- PROVIDED ENTRIES -
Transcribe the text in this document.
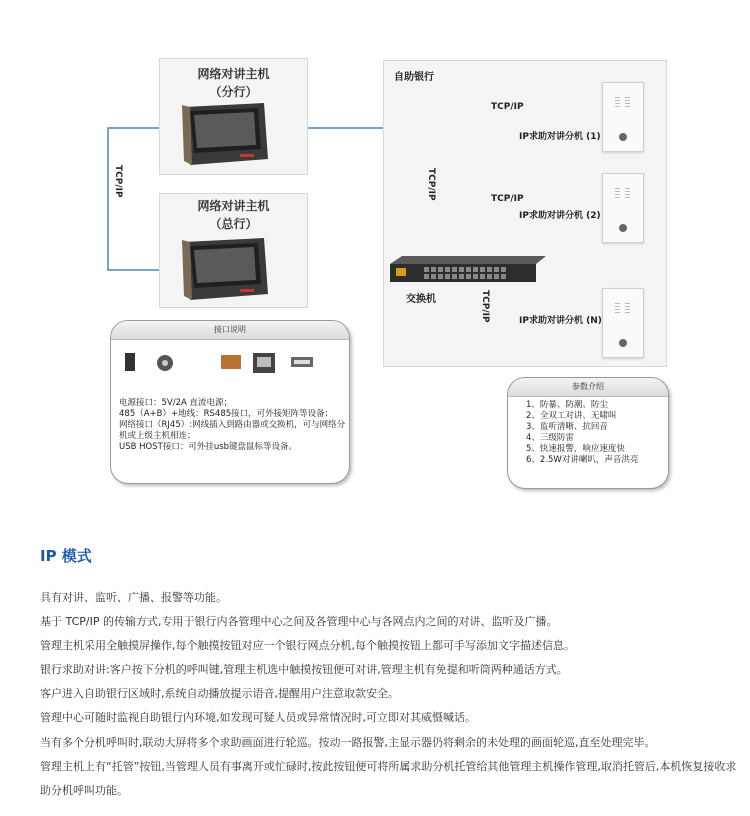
网络对讲主机
（分行）
网络对讲主机
（总行）
TCP/IP
自助银行
TCP/IP
TCP/IP
TCP/IP
TCP/IP
IP求助对讲分机 (1)
IP求助对讲分机 (2)
IP求助对讲分机 (N)
交换机
接口说明
电源接口：5V/2A 直流电源；
485（A+B）+地线：RS485接口，可外接矩阵等设备；
网络接口（RJ45）:网线插入到路由器或交换机，可与网络分机或上级主机相连；
USB HOST接口：可外挂usb键盘鼠标等设备。
参数介绍
1、防暴、防潮、防尘
2、全双工对讲、无啸叫
3、监听清晰、抗回音
4、三级防雷
5、快速报警，响应速度快
6、2.5W对讲喇叭，声音洪亮
IP 模式
具有对讲、监听、广播、报警等功能。
基于 TCP/IP 的传输方式,专用于银行内各管理中心之间及各管理中心与各网点内之间的对讲、监听及广播。
管理主机采用全触摸屏操作,每个触摸按钮对应一个银行网点分机,每个触摸按钮上都可手写添加文字描述信息。
银行求助对讲:客户按下分机的呼叫键,管理主机选中触摸按钮便可对讲,管理主机有免提和听筒两种通话方式。
客户进入自助银行区域时,系统自动播放提示语音,提醒用户注意取款安全。
管理中心可随时监视自助银行内环境,如发现可疑人员或异常情况时,可立即对其威慑喊话。
当有多个分机呼叫时,联动大屏将多个求助画面进行轮巡。按动一路报警,主显示器仍将剩余的未处理的画面轮巡,直至处理完毕。
管理主机上有“托管”按钮,当管理人员有事离开或忙碌时,按此按钮便可将所属求助分机托管给其他管理主机操作管理,取消托管后,本机恢复接收求助分机呼叫功能。
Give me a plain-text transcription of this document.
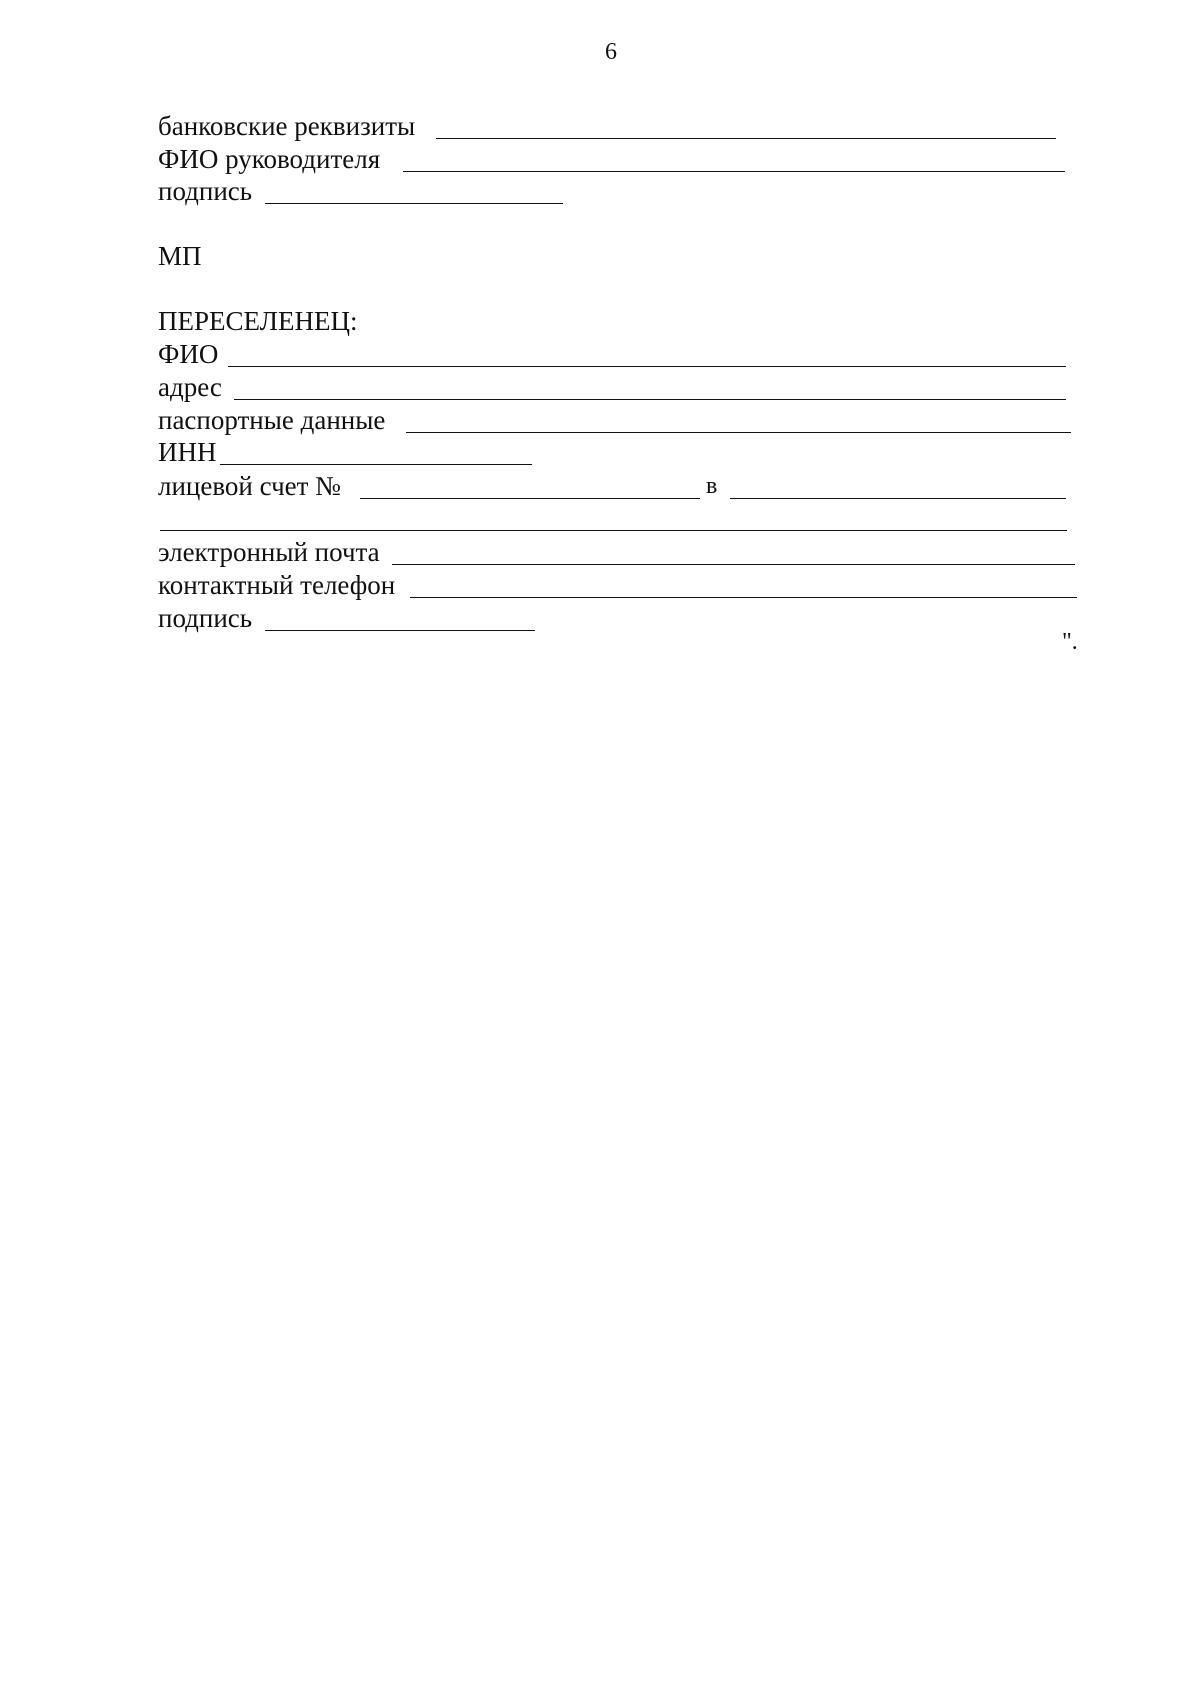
6
банковские реквизиты
ФИО руководителя
подпись
МП
ПЕРЕСЕЛЕНЕЦ:
ФИО
адрес
паспортные данные
ИНН
лицевой счет №	в
электронный почта
контактный телефон
подпись
".
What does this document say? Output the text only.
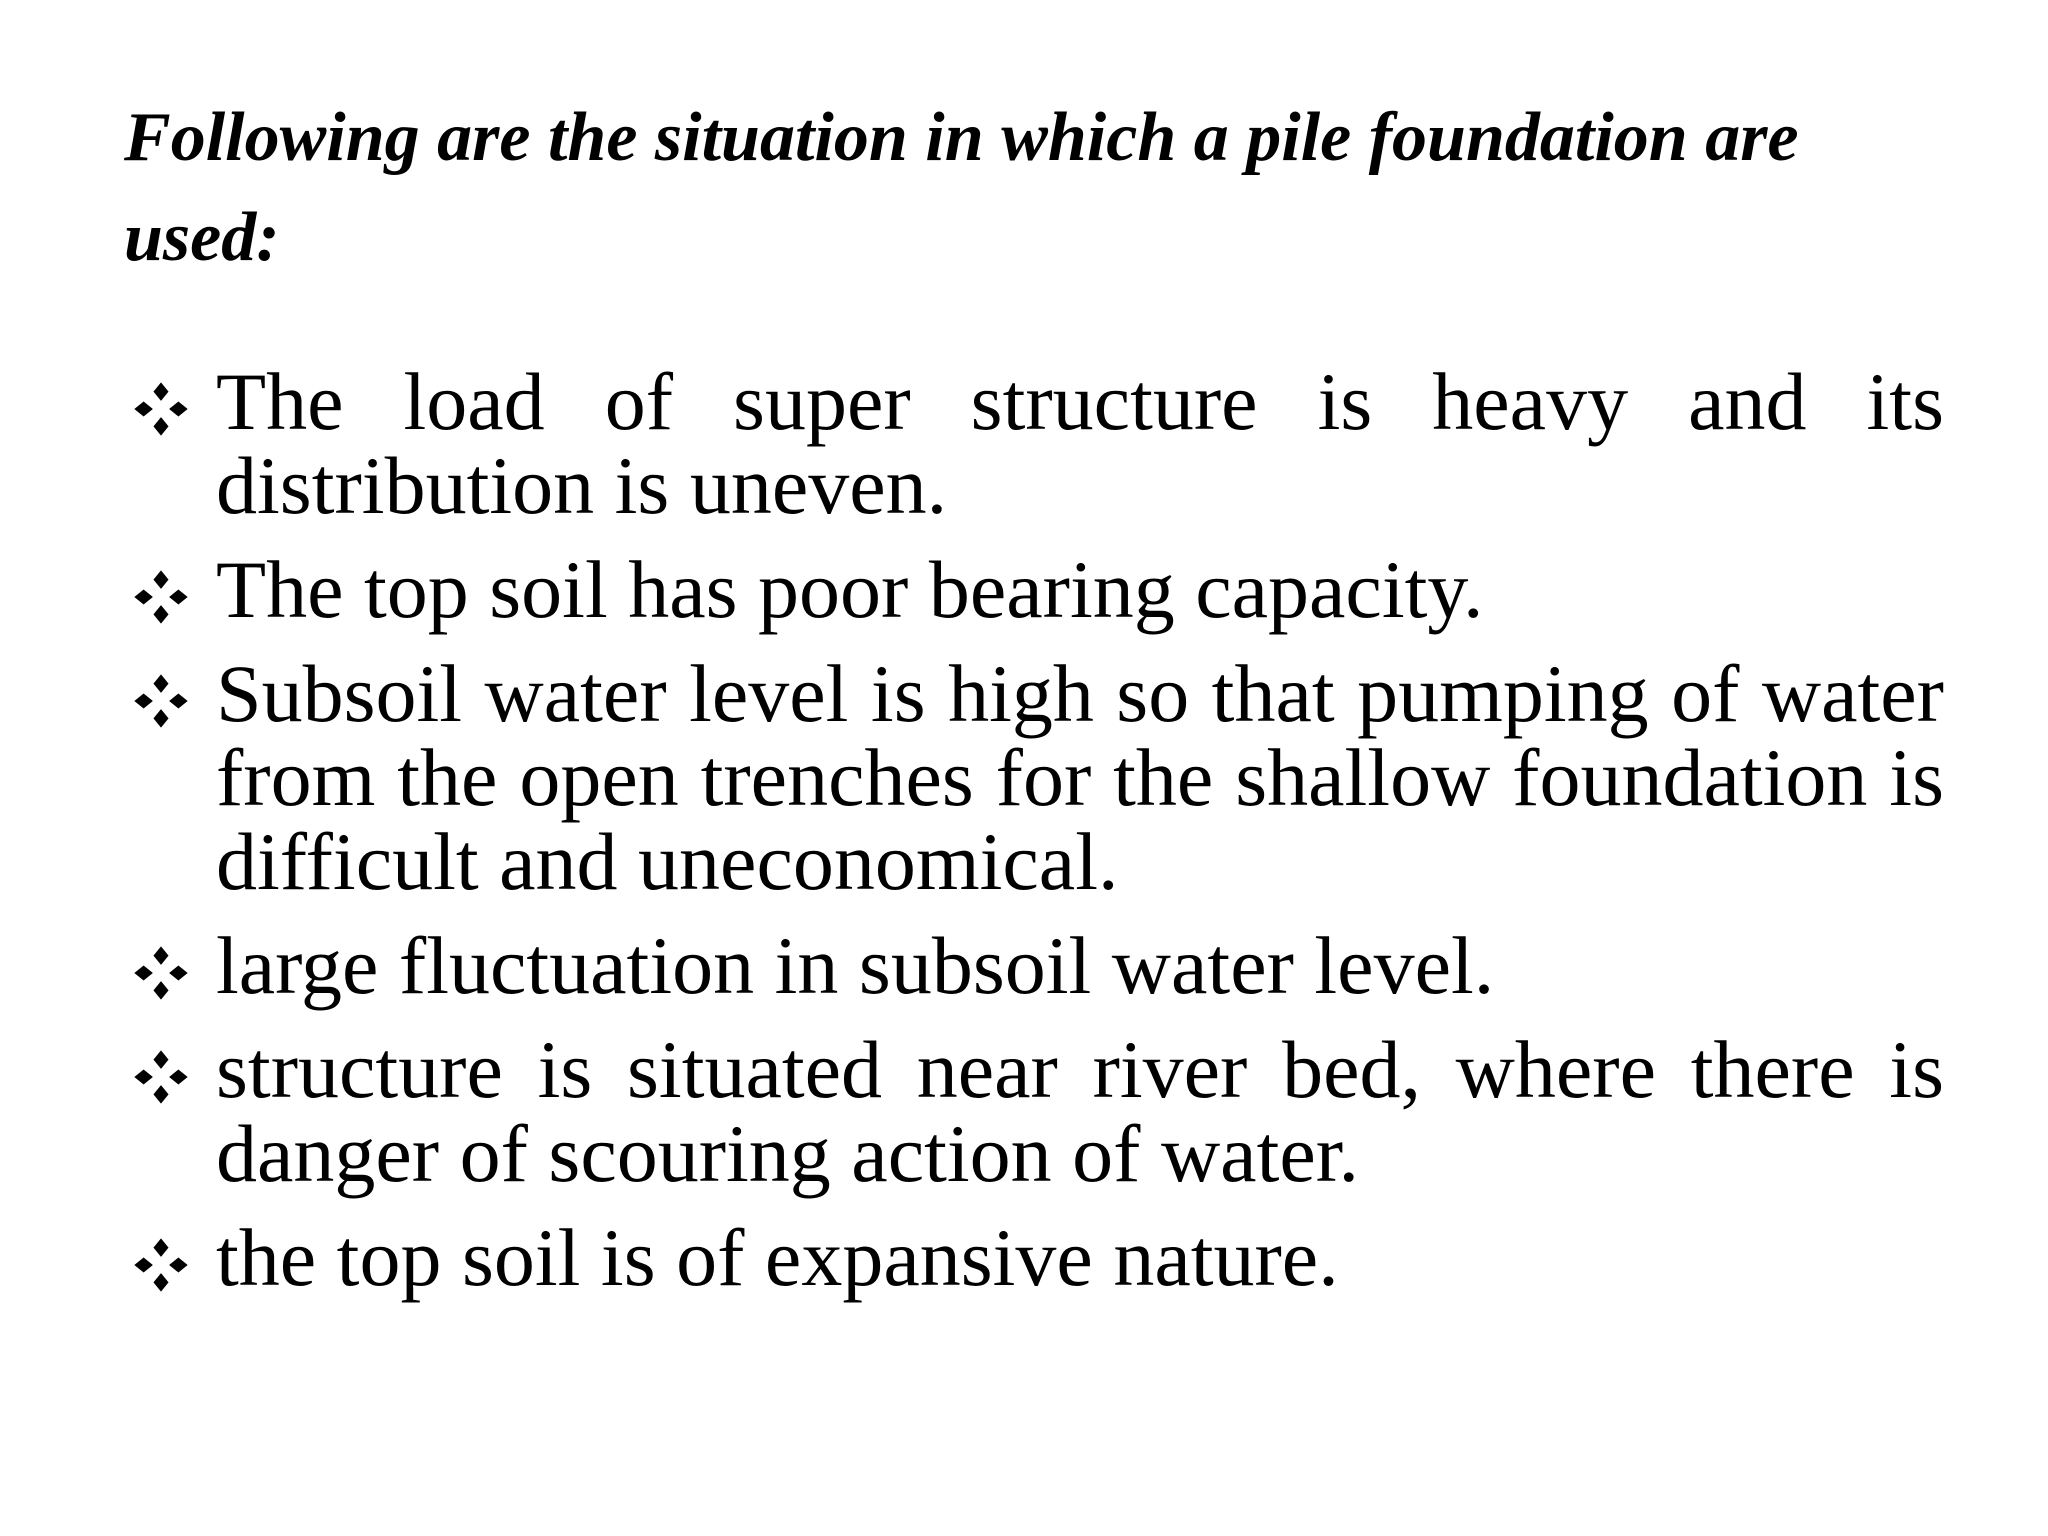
Following are the situation in which a pile foundation are used:
The load of super structure is heavy and its distribution is uneven.
The top soil has poor bearing capacity.
Subsoil water level is high so that pumping of water from the open trenches for the shallow foundation is difficult and uneconomical.
large fluctuation in subsoil water level.
structure is situated near river bed, where there is danger of scouring action of water.
the top soil is of expansive nature.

- WHAT TO DO -
Write the entries above out in full, exactly, with no images.

- RESPONSE TO THIS TASK -
Transcribe the text in this document.
网络对讲主机
（分行）
网络对讲主机
（总行）
TCP/IP
自助银行
TCP/IP
TCP/IP
TCP/IP
TCP/IP
IP求助对讲分机 (1)
IP求助对讲分机 (2)
IP求助对讲分机 (N)
交换机
接口说明
电源接口：5V/2A 直流电源；
485（A+B）+地线：RS485接口，可外接矩阵等设备；
网络接口（RJ45）:网线插入到路由器或交换机，可与网络分机或上级主机相连；
USB HOST接口：可外挂usb键盘鼠标等设备。
参数介绍
1、防暴、防潮、防尘
2、全双工对讲、无啸叫
3、监听清晰、抗回音
4、三级防雷
5、快速报警，响应速度快
6、2.5W对讲喇叭，声音洪亮
IP 模式
具有对讲、监听、广播、报警等功能。
基于 TCP/IP 的传输方式,专用于银行内各管理中心之间及各管理中心与各网点内之间的对讲、监听及广播。
管理主机采用全触摸屏操作,每个触摸按钮对应一个银行网点分机,每个触摸按钮上都可手写添加文字描述信息。
银行求助对讲:客户按下分机的呼叫键,管理主机选中触摸按钮便可对讲,管理主机有免提和听筒两种通话方式。
客户进入自助银行区域时,系统自动播放提示语音,提醒用户注意取款安全。
管理中心可随时监视自助银行内环境,如发现可疑人员或异常情况时,可立即对其威慑喊话。
当有多个分机呼叫时,联动大屏将多个求助画面进行轮巡。按动一路报警,主显示器仍将剩余的未处理的画面轮巡,直至处理完毕。
管理主机上有“托管”按钮,当管理人员有事离开或忙碌时,按此按钮便可将所属求助分机托管给其他管理主机操作管理,取消托管后,本机恢复接收求助分机呼叫功能。
Give me a plain-text transcription of this document.
6
банковские реквизиты
ФИО руководителя
подпись
МП
ПЕРЕСЕЛЕНЕЦ:
ФИО
адрес
паспортные данные
ИНН
лицевой счет №	в
электронный почта
контактный телефон
подпись
".
What does this document say? Output the text only.
Following are the situation in which a pile foundation are used:
The load of super structure is heavy and its distribution is uneven.
The top soil has poor bearing capacity.
Subsoil water level is high so that pumping of water from the open trenches for the shallow foundation is difficult and uneconomical.
large fluctuation in subsoil water level.
structure is situated near river bed, where there is danger of scouring action of water.
the top soil is of expansive nature.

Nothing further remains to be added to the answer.